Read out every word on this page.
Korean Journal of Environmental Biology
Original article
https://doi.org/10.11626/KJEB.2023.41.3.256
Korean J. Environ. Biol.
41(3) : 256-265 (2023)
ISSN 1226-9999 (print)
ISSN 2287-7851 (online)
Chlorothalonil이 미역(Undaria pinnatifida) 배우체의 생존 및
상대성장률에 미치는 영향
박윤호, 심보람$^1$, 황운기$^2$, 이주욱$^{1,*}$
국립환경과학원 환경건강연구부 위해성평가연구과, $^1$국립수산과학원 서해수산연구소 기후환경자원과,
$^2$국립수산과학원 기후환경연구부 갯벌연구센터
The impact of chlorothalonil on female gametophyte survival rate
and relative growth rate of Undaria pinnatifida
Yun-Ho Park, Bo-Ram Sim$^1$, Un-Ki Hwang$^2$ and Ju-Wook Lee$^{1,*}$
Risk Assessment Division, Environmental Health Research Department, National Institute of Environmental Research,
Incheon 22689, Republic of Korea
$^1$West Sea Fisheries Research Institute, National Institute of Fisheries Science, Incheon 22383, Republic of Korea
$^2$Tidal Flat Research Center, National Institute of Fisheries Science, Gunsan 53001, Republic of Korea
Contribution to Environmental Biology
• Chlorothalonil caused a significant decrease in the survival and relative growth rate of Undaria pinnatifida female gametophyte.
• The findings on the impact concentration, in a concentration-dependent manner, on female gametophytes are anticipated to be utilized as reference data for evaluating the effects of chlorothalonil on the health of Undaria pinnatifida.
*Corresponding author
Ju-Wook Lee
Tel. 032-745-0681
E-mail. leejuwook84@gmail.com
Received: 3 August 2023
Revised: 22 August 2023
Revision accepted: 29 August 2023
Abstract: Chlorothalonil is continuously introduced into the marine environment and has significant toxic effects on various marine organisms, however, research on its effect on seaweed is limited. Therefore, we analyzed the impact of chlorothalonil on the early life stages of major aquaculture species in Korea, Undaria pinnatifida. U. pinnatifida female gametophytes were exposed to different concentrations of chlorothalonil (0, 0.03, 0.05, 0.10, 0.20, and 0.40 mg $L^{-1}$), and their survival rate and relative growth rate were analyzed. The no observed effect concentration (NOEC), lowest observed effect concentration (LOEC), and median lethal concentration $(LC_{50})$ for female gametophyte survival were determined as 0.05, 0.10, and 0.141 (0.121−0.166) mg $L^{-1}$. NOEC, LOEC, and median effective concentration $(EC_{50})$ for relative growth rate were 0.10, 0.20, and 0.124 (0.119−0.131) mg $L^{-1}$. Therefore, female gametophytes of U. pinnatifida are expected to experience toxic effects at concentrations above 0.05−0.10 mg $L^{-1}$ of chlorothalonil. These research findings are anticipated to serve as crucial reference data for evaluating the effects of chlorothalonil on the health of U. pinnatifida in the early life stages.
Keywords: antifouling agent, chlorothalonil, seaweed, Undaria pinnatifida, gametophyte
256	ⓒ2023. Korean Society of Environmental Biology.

--

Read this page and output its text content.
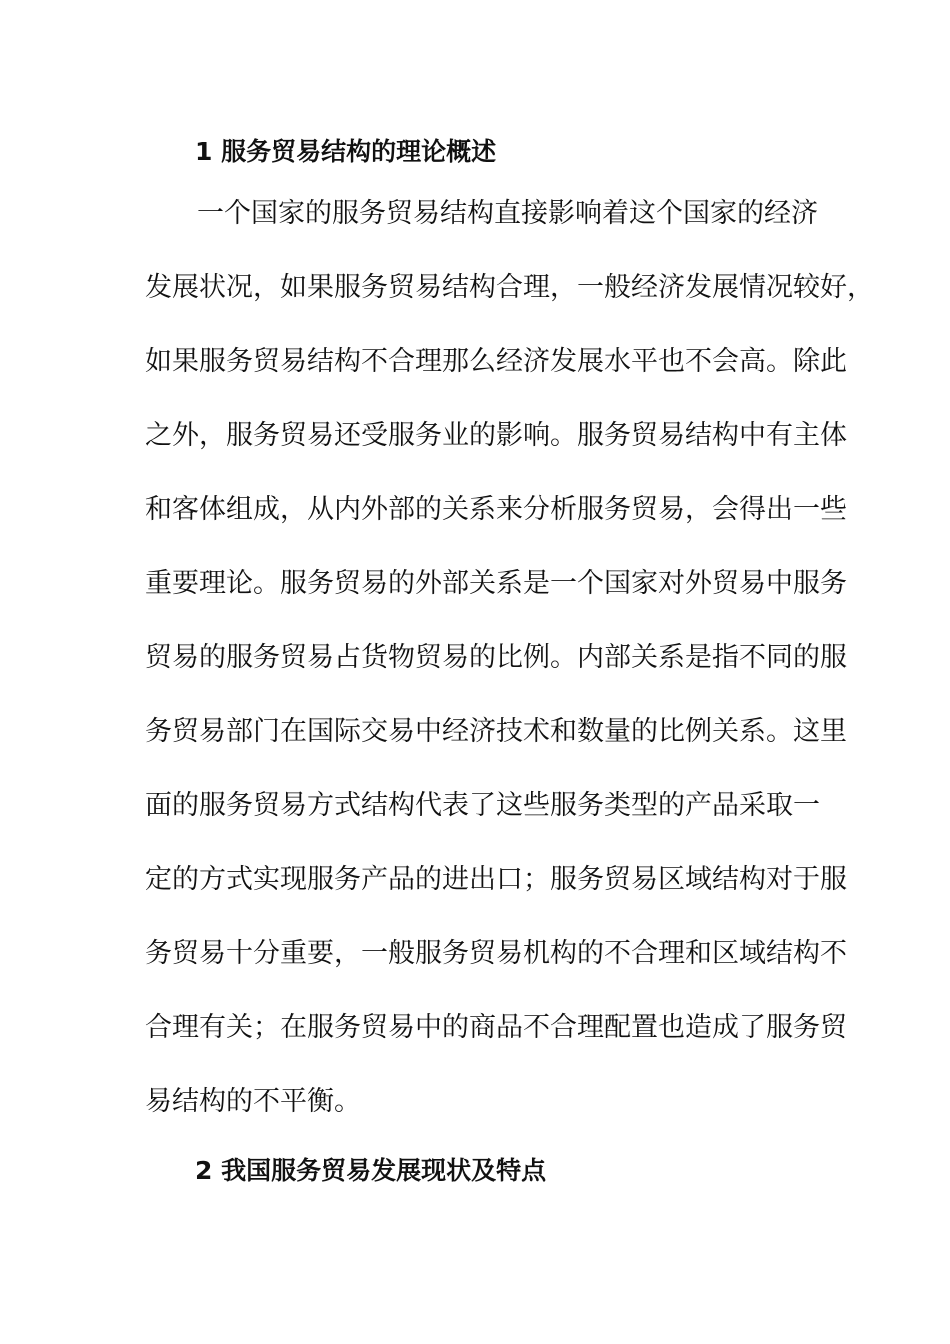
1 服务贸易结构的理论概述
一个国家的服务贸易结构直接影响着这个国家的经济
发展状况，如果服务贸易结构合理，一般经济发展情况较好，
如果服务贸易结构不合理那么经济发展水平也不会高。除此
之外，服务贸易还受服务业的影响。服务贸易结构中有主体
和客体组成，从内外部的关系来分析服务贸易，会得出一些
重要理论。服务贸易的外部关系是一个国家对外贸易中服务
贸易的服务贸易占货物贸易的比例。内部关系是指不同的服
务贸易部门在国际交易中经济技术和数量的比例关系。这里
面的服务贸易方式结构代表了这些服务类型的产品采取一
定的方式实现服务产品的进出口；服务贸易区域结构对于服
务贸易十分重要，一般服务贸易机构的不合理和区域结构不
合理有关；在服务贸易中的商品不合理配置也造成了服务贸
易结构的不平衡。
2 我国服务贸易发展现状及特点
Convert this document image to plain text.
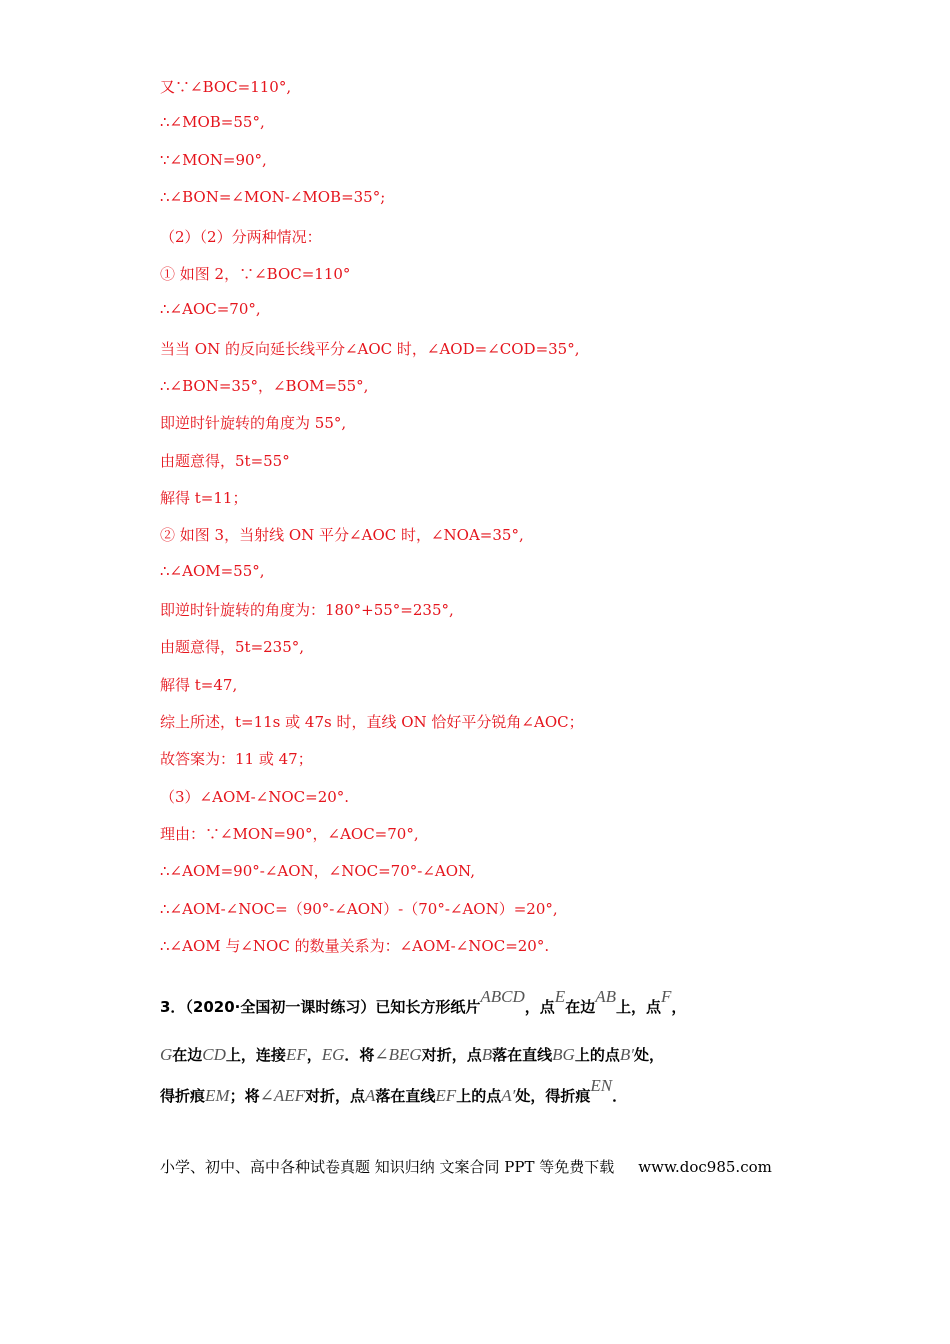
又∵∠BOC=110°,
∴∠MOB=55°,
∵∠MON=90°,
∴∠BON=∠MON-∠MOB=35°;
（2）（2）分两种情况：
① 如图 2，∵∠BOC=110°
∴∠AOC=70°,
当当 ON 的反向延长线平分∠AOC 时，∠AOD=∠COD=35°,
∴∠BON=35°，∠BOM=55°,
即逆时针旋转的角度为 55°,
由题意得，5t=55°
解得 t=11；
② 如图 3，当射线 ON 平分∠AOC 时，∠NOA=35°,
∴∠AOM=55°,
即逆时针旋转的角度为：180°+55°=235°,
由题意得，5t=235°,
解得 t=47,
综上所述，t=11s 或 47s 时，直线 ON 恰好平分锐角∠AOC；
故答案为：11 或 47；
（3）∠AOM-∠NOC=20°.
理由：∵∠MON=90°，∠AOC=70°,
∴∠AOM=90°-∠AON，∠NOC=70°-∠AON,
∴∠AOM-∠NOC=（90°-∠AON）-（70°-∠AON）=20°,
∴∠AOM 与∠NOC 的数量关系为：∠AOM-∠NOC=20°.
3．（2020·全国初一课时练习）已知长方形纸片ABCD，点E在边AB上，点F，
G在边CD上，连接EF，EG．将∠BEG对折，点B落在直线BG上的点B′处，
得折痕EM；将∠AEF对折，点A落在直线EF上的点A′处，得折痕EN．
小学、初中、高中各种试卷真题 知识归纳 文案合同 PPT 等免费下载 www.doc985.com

Task directions ::
Search the entries for the word "Environmental", then gather every line that has it.

Solution to this task ::
Korean Journal of Environmental Biology
Risk Assessment Division, Environmental Health Research Department, National Institute of Environmental Research,
Contribution to Environmental Biology
256	ⓒ2023. Korean Society of Environmental Biology.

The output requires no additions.